• Exercise task
Your task is to copy every line of the records below that contains "лично".

%%

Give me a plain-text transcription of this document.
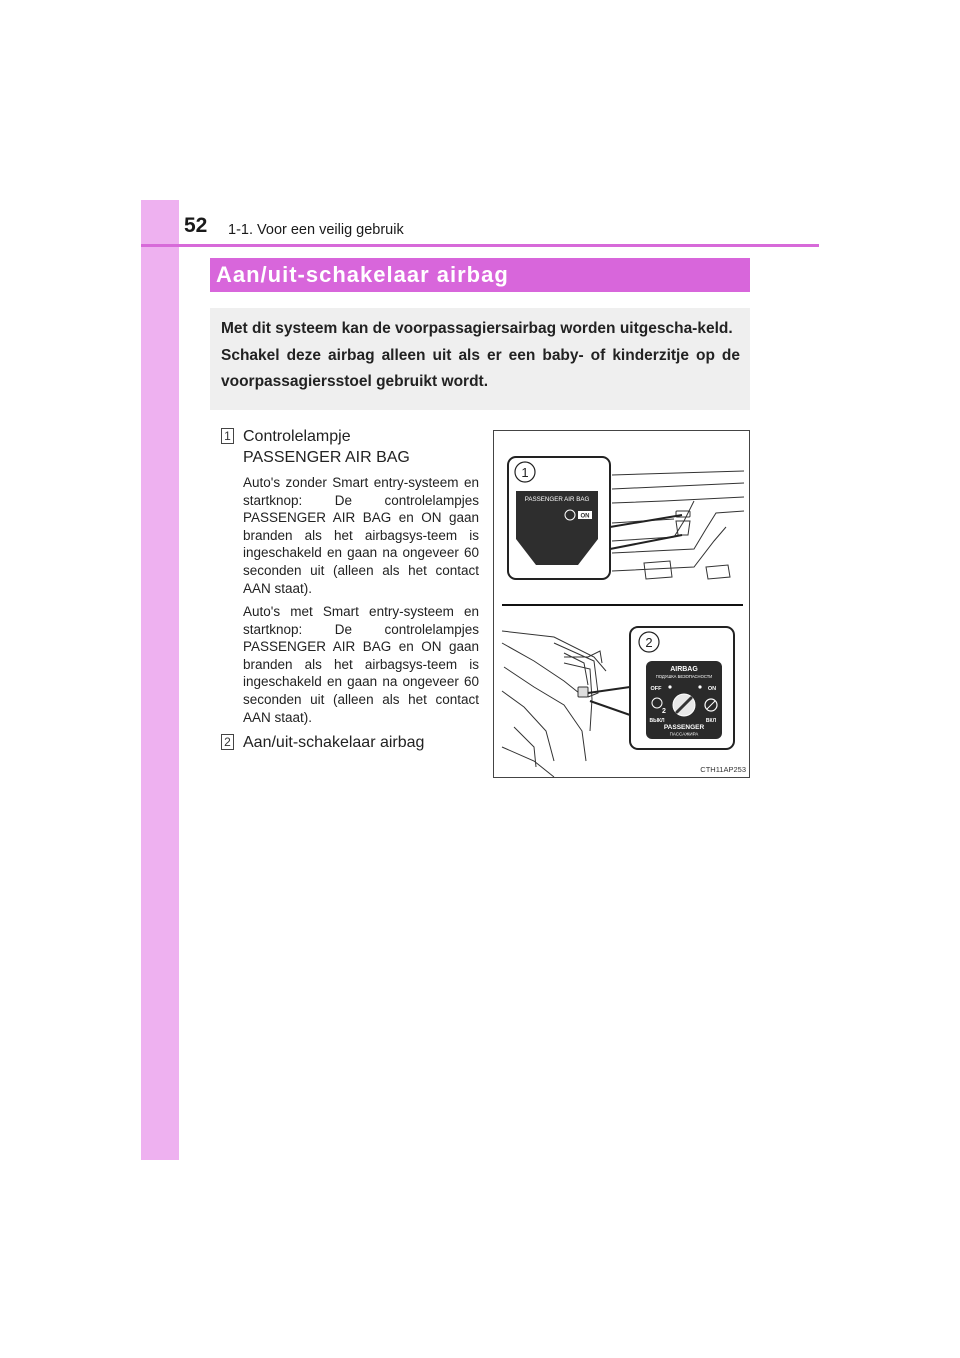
52 1-1. Voor een veilig gebruik
Aan/uit-schakelaar airbag

Met dit systeem kan de voorpassagiersairbag worden uitgescha-keld.

Schakel deze airbag alleen uit als er een baby- of kinderzitje op de voorpassagiersstoel gebruikt wordt.

1 Controlelampje
PASSENGER AIR BAG
Auto's zonder Smart entry-systeem en startknop: De controlelampjes PASSENGER AIR BAG en ON gaan branden als het airbagsys-teem is ingeschakeld en gaan na ongeveer 60 seconden uit (alleen als het contact AAN staat).
Auto's met Smart entry-systeem en startknop: De controlelampjes PASSENGER AIR BAG en ON gaan branden als het airbagsys-teem is ingeschakeld en gaan na ongeveer 60 seconden uit (alleen als het contact AAN staat).
2 Aan/uit-schakelaar airbag
1
PASSENGER AIR BAG
ON
2
AIRBAG
ПОДУШКА БЕЗОПАСНОСТИ
OFF	ON
2
ВЫКЛ	ВКЛ
PASSENGER
ПАССАЖИРА
CTH11AP253
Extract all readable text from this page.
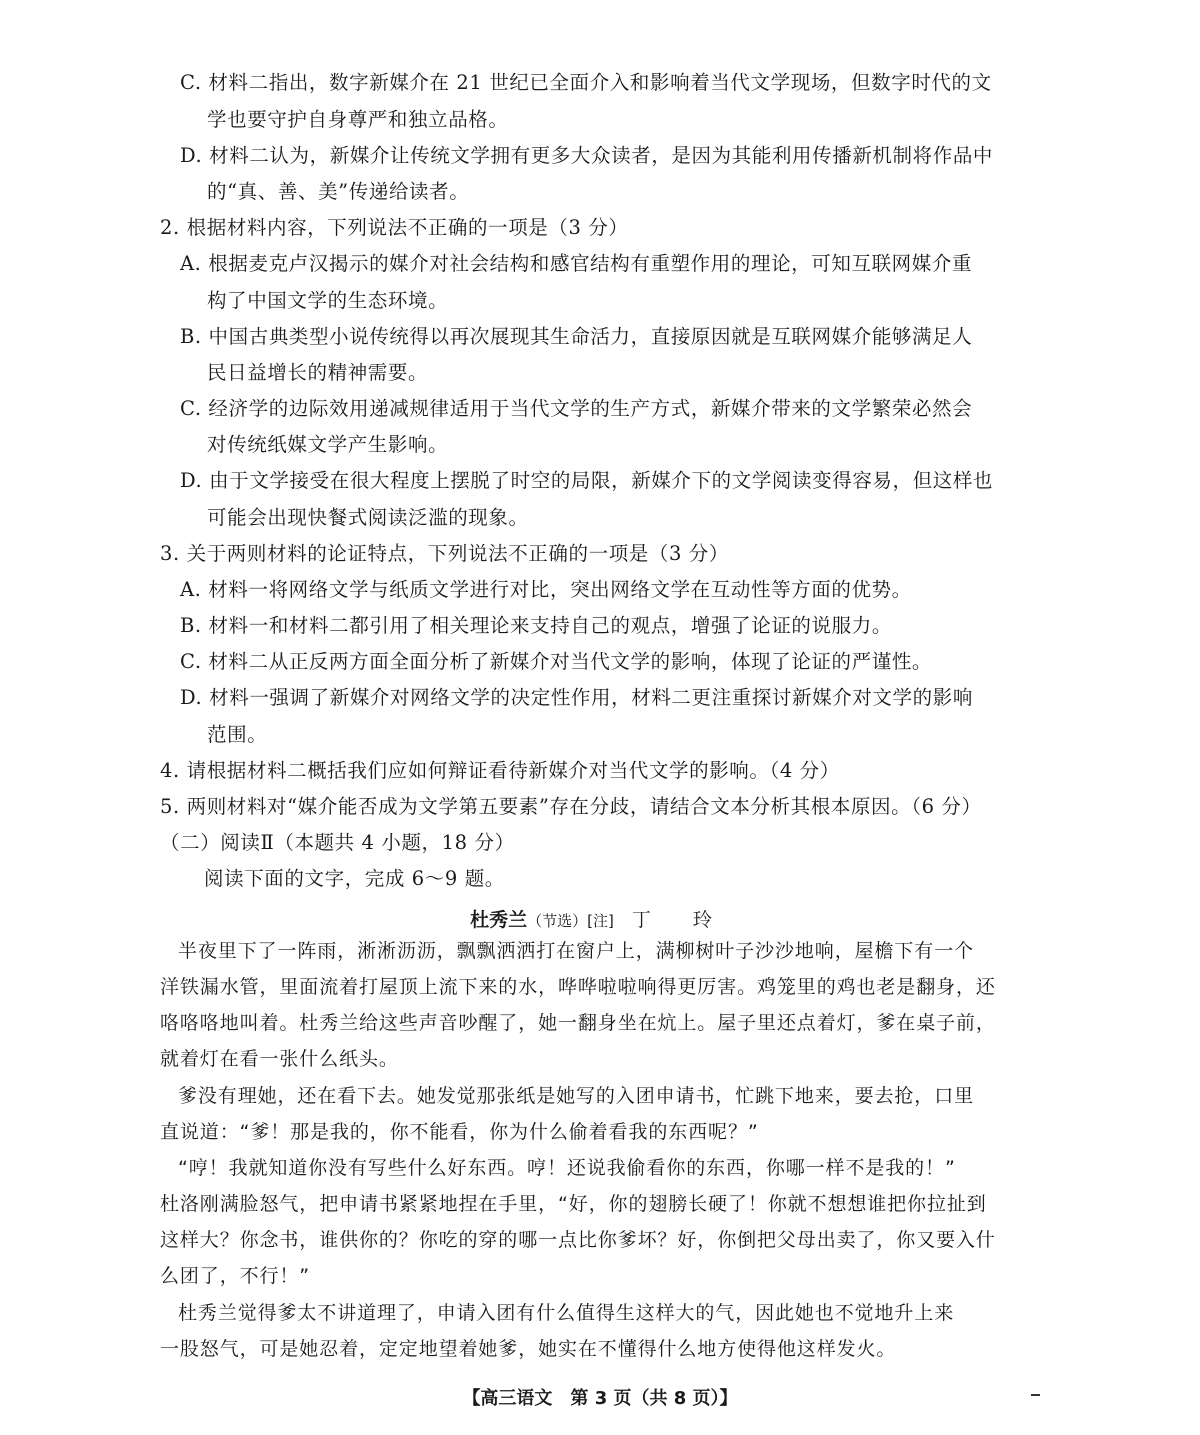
C. 材料二指出，数字新媒介在 21 世纪已全面介入和影响着当代文学现场，但数字时代的文
学也要守护自身尊严和独立品格。
D. 材料二认为，新媒介让传统文学拥有更多大众读者，是因为其能利用传播新机制将作品中
的“真、善、美”传递给读者。
2. 根据材料内容，下列说法不正确的一项是（3 分）
A. 根据麦克卢汉揭示的媒介对社会结构和感官结构有重塑作用的理论，可知互联网媒介重
构了中国文学的生态环境。
B. 中国古典类型小说传统得以再次展现其生命活力，直接原因就是互联网媒介能够满足人
民日益增长的精神需要。
C. 经济学的边际效用递减规律适用于当代文学的生产方式，新媒介带来的文学繁荣必然会
对传统纸媒文学产生影响。
D. 由于文学接受在很大程度上摆脱了时空的局限，新媒介下的文学阅读变得容易，但这样也
可能会出现快餐式阅读泛滥的现象。
3. 关于两则材料的论证特点，下列说法不正确的一项是（3 分）
A. 材料一将网络文学与纸质文学进行对比，突出网络文学在互动性等方面的优势。
B. 材料一和材料二都引用了相关理论来支持自己的观点，增强了论证的说服力。
C. 材料二从正反两方面全面分析了新媒介对当代文学的影响，体现了论证的严谨性。
D. 材料一强调了新媒介对网络文学的决定性作用，材料二更注重探讨新媒介对文学的影响
范围。
4. 请根据材料二概括我们应如何辩证看待新媒介对当代文学的影响。（4 分）
5. 两则材料对“媒介能否成为文学第五要素”存在分歧，请结合文本分析其根本原因。（6 分）
（二）阅读Ⅱ（本题共 4 小题，18 分）
阅读下面的文字，完成 6～9 题。
杜秀兰（节选）[注] 丁 玲
半夜里下了一阵雨，淅淅沥沥，飘飘洒洒打在窗户上，满柳树叶子沙沙地响，屋檐下有一个
洋铁漏水管，里面流着打屋顶上流下来的水，哗哗啦啦响得更厉害。鸡笼里的鸡也老是翻身，还
咯咯咯地叫着。杜秀兰给这些声音吵醒了，她一翻身坐在炕上。屋子里还点着灯，爹在桌子前，
就着灯在看一张什么纸头。
爹没有理她，还在看下去。她发觉那张纸是她写的入团申请书，忙跳下地来，要去抢，口里
直说道：“爹！那是我的，你不能看，你为什么偷着看我的东西呢？”
“哼！我就知道你没有写些什么好东西。哼！还说我偷看你的东西，你哪一样不是我的！”
杜洛刚满脸怒气，把申请书紧紧地捏在手里，“好，你的翅膀长硬了！你就不想想谁把你拉扯到
这样大？你念书，谁供你的？你吃的穿的哪一点比你爹坏？好，你倒把父母出卖了，你又要入什
么团了，不行！”
杜秀兰觉得爹太不讲道理了，申请入团有什么值得生这样大的气，因此她也不觉地升上来
一股怒气，可是她忍着，定定地望着她爹，她实在不懂得什么地方使得他这样发火。
【高三语文　第 3 页（共 8 页）】
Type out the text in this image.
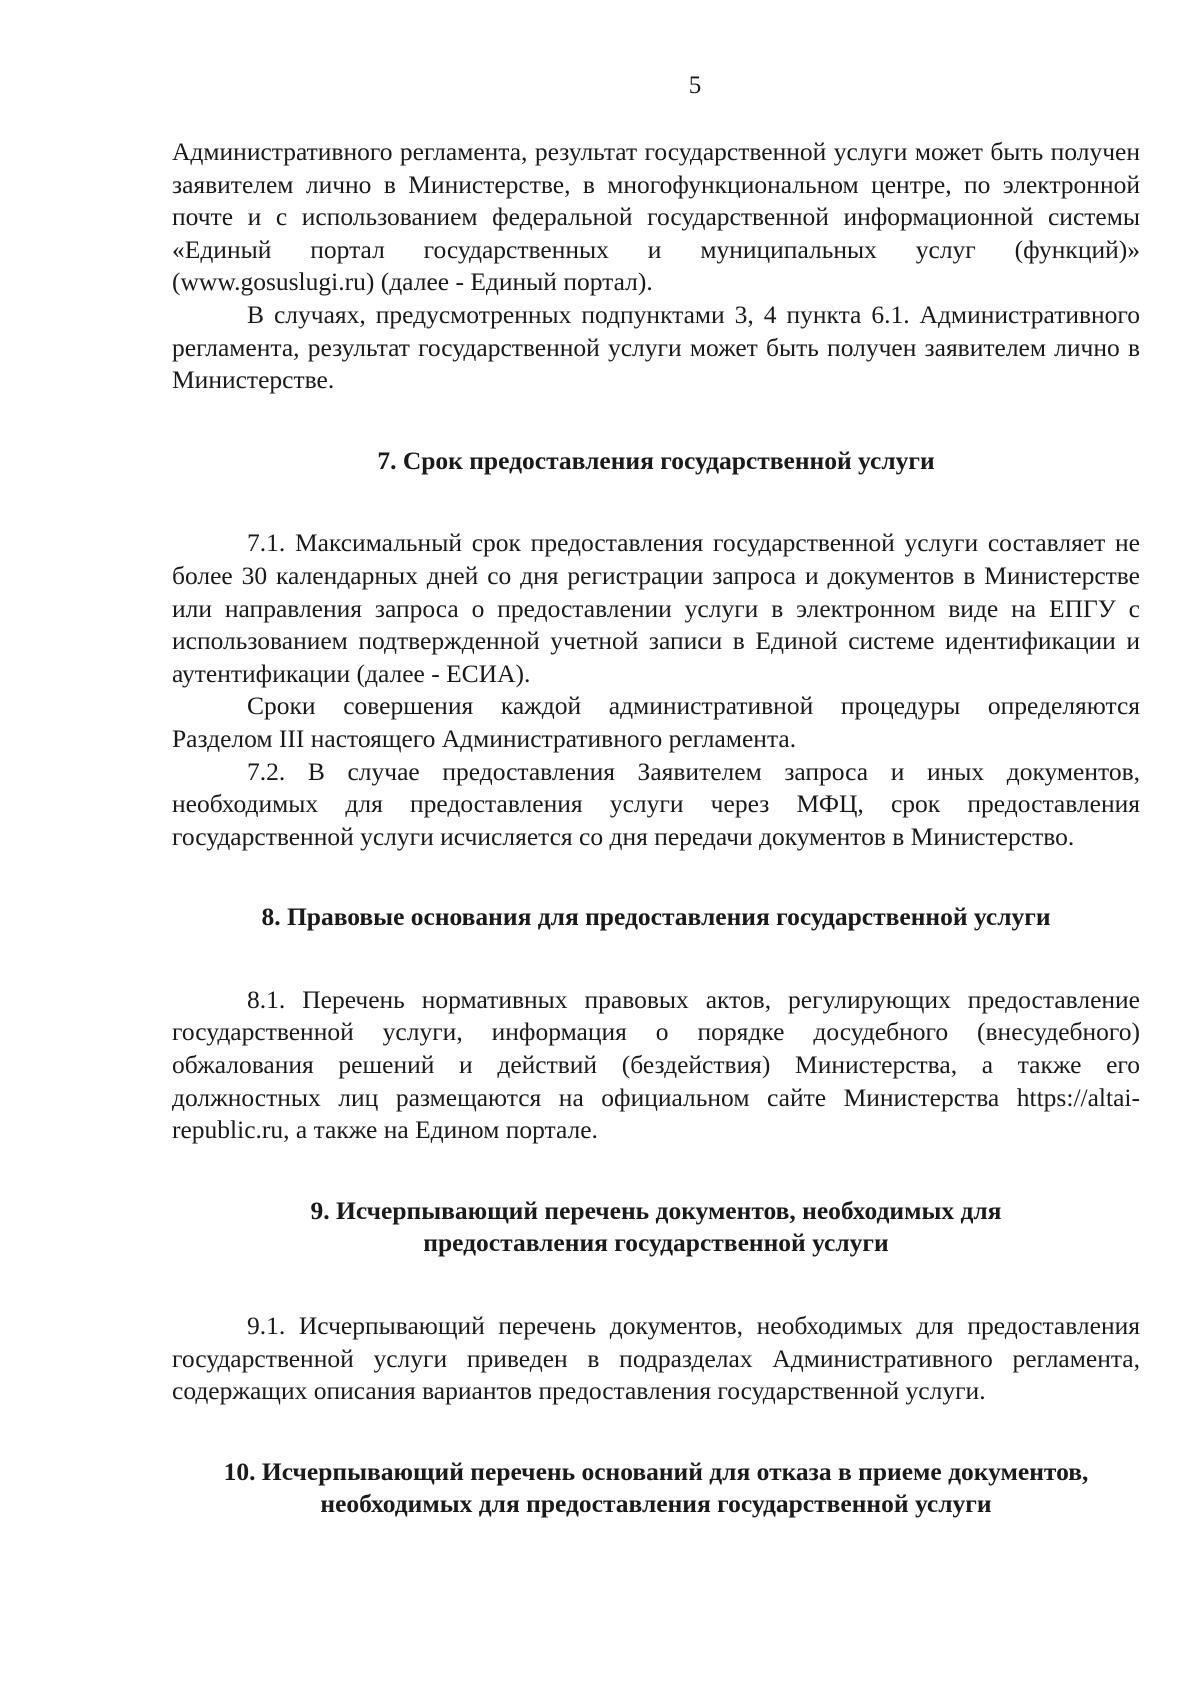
5

Административного регламента, результат государственной услуги может быть получен заявителем лично в Министерстве, в многофункциональном центре, по электронной почте и с использованием федеральной государственной информационной системы «Единый портал государственных и муниципальных услуг (функций)» (www.gosuslugi.ru) (далее - Единый портал).

В случаях, предусмотренных подпунктами 3, 4 пункта 6.1. Административного регламента, результат государственной услуги может быть получен заявителем лично в Министерстве.

7. Срок предоставления государственной услуги

7.1. Максимальный срок предоставления государственной услуги составляет не более 30 календарных дней со дня регистрации запроса и документов в Министерстве или направления запроса о предоставлении услуги в электронном виде на ЕПГУ с использованием подтвержденной учетной записи в Единой системе идентификации и аутентификации (далее - ЕСИА).

Сроки совершения каждой административной процедуры определяются Разделом III настоящего Административного регламента.

7.2. В случае предоставления Заявителем запроса и иных документов, необходимых для предоставления услуги через МФЦ, срок предоставления государственной услуги исчисляется со дня передачи документов в Министерство.

8. Правовые основания для предоставления государственной услуги

8.1. Перечень нормативных правовых актов, регулирующих предоставление государственной услуги, информация о порядке досудебного (внесудебного) обжалования решений и действий (бездействия) Министерства, а также его должностных лиц размещаются на официальном сайте Министерства https://altai-republic.ru, а также на Едином портале.

9. Исчерпывающий перечень документов, необходимых для
предоставления государственной услуги

9.1. Исчерпывающий перечень документов, необходимых для предоставления государственной услуги приведен в подразделах Административного регламента, содержащих описания вариантов предоставления государственной услуги.

10. Исчерпывающий перечень оснований для отказа в приеме документов,
необходимых для предоставления государственной услуги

%%

• Reply
Административного регламента, результат государственной услуги может быть получен заявителем лично в Министерстве, в многофункциональном центре, по электронной почте и с использованием федеральной государственной информационной системы «Единый портал государственных и муниципальных услуг (функций)» (www.gosuslugi.ru) (далее - Единый портал).
В случаях, предусмотренных подпунктами 3, 4 пункта 6.1. Административного регламента, результат государственной услуги может быть получен заявителем лично в Министерстве.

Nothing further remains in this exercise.